The records below must be output exactly, without pictures.

• **Material for this task**:
========================

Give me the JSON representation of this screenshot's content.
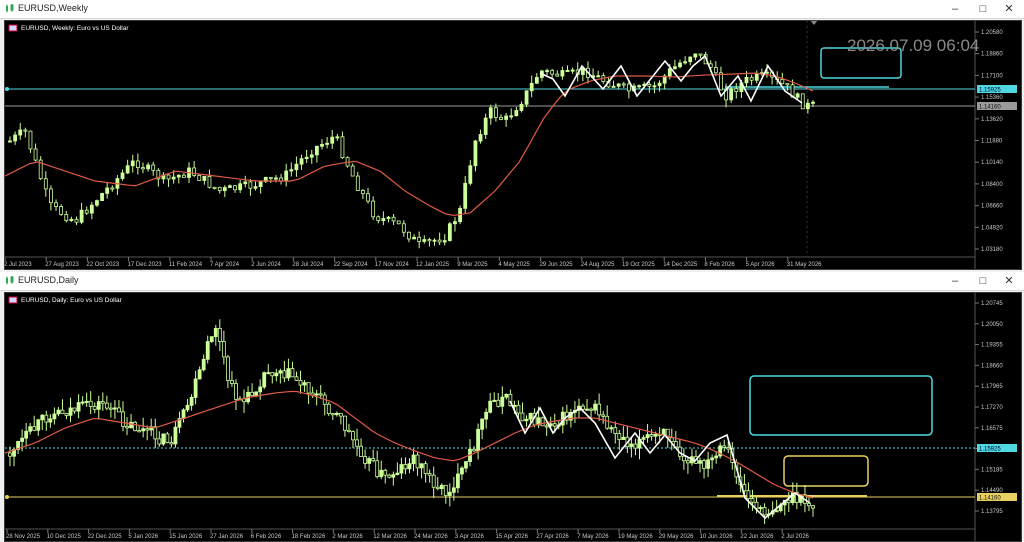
{
  "weekly": {
    "window_title": "EURUSD,Weekly",
    "chart_label": "EURUSD, Weekly:  Euro vs US Dollar",
    "clock": "2026.07.09 06:04",
    "price_ticks": [
      "1.20580",
      "1.18860",
      "1.17100",
      "1.15360",
      "1.13620",
      "1.11880",
      "1.10140",
      "1.08400",
      "1.06660",
      "1.04920",
      "1.03180"
    ],
    "cyan_badge": "1.15925",
    "gray_badge": "1.14160",
    "time_ticks": [
      "2 Jul 2023",
      "27 Aug 2023",
      "22 Oct 2023",
      "17 Dec 2023",
      "11 Feb 2024",
      "7 Apr 2024",
      "2 Jun 2024",
      "28 Jul 2024",
      "22 Sep 2024",
      "17 Nov 2024",
      "12 Jan 2025",
      "9 Mar 2025",
      "4 May 2025",
      "29 Jun 2025",
      "24 Aug 2025",
      "19 Oct 2025",
      "14 Dec 2025",
      "8 Feb 2026",
      "5 Apr 2026",
      "31 May 2026"
    ]
  },
  "daily": {
    "window_title": "EURUSD,Daily",
    "chart_label": "EURUSD, Daily:  Euro vs US Dollar",
    "price_ticks": [
      "1.20745",
      "1.20050",
      "1.19355",
      "1.18660",
      "1.17965",
      "1.17270",
      "1.16575",
      "1.15880",
      "1.15185",
      "1.14490",
      "1.13795"
    ],
    "cyan_badge": "1.15925",
    "yellow_badge": "1.14160",
    "time_ticks": [
      "28 Nov 2025",
      "10 Dec 2025",
      "22 Dec 2025",
      "5 Jan 2026",
      "15 Jan 2026",
      "27 Jan 2026",
      "6 Feb 2026",
      "18 Feb 2026",
      "2 Mar 2026",
      "12 Mar 2026",
      "24 Mar 2026",
      "3 Apr 2026",
      "15 Apr 2026",
      "27 Apr 2026",
      "7 May 2026",
      "19 May 2026",
      "29 May 2026",
      "10 Jun 2026",
      "22 Jun 2026",
      "2 Jul 2026"
    ]
  },
  "colors": {
    "candle": "#ccff99",
    "ma": "#e05a46",
    "zigzag": "#ffffff",
    "cyan": "#4fd8e0",
    "yellow": "#e8d060",
    "grid_gray": "#9a9a9a"
  },
  "icons": [
    "chart-window-icon",
    "minimize-icon",
    "maximize-icon",
    "close-icon"
  ]
}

========================

• **Written solution**:
Give me the JSON representation of this screenshot's content.
{
  "weekly": {
    "window_title": "EURUSD,Weekly",
    "chart_label": "EURUSD, Weekly:  Euro vs US Dollar",
    "clock": "2026.07.09 06:04",
    "price_ticks": [
      "1.20580",
      "1.18860",
      "1.17100",
      "1.15360",
      "1.13620",
      "1.11880",
      "1.10140",
      "1.08400",
      "1.06660",
      "1.04920",
      "1.03180"
    ],
    "cyan_badge": "1.15925",
    "gray_badge": "1.14160",
    "time_ticks": [
      "2 Jul 2023",
      "27 Aug 2023",
      "22 Oct 2023",
      "17 Dec 2023",
      "11 Feb 2024",
      "7 Apr 2024",
      "2 Jun 2024",
      "28 Jul 2024",
      "22 Sep 2024",
      "17 Nov 2024",
      "12 Jan 2025",
      "9 Mar 2025",
      "4 May 2025",
      "29 Jun 2025",
      "24 Aug 2025",
      "19 Oct 2025",
      "14 Dec 2025",
      "8 Feb 2026",
      "5 Apr 2026",
      "31 May 2026"
    ]
  },
  "daily": {
    "window_title": "EURUSD,Daily",
    "chart_label": "EURUSD, Daily:  Euro vs US Dollar",
    "price_ticks": [
      "1.20745",
      "1.20050",
      "1.19355",
      "1.18660",
      "1.17965",
      "1.17270",
      "1.16575",
      "1.15880",
      "1.15185",
      "1.14490",
      "1.13795"
    ],
    "cyan_badge": "1.15925",
    "yellow_badge": "1.14160",
    "time_ticks": [
      "28 Nov 2025",
      "10 Dec 2025",
      "22 Dec 2025",
      "5 Jan 2026",
      "15 Jan 2026",
      "27 Jan 2026",
      "6 Feb 2026",
      "18 Feb 2026",
      "2 Mar 2026",
      "12 Mar 2026",
      "24 Mar 2026",
      "3 Apr 2026",
      "15 Apr 2026",
      "27 Apr 2026",
      "7 May 2026",
      "19 May 2026",
      "29 May 2026",
      "10 Jun 2026",
      "22 Jun 2026",
      "2 Jul 2026"
    ]
  },
  "colors": {
    "candle": "#ccff99",
    "ma": "#e05a46",
    "zigzag": "#ffffff",
    "cyan": "#4fd8e0",
    "yellow": "#e8d060",
    "grid_gray": "#9a9a9a"
  },
  "icons": [
    "chart-window-icon",
    "minimize-icon",
    "maximize-icon",
    "close-icon"
  ]
}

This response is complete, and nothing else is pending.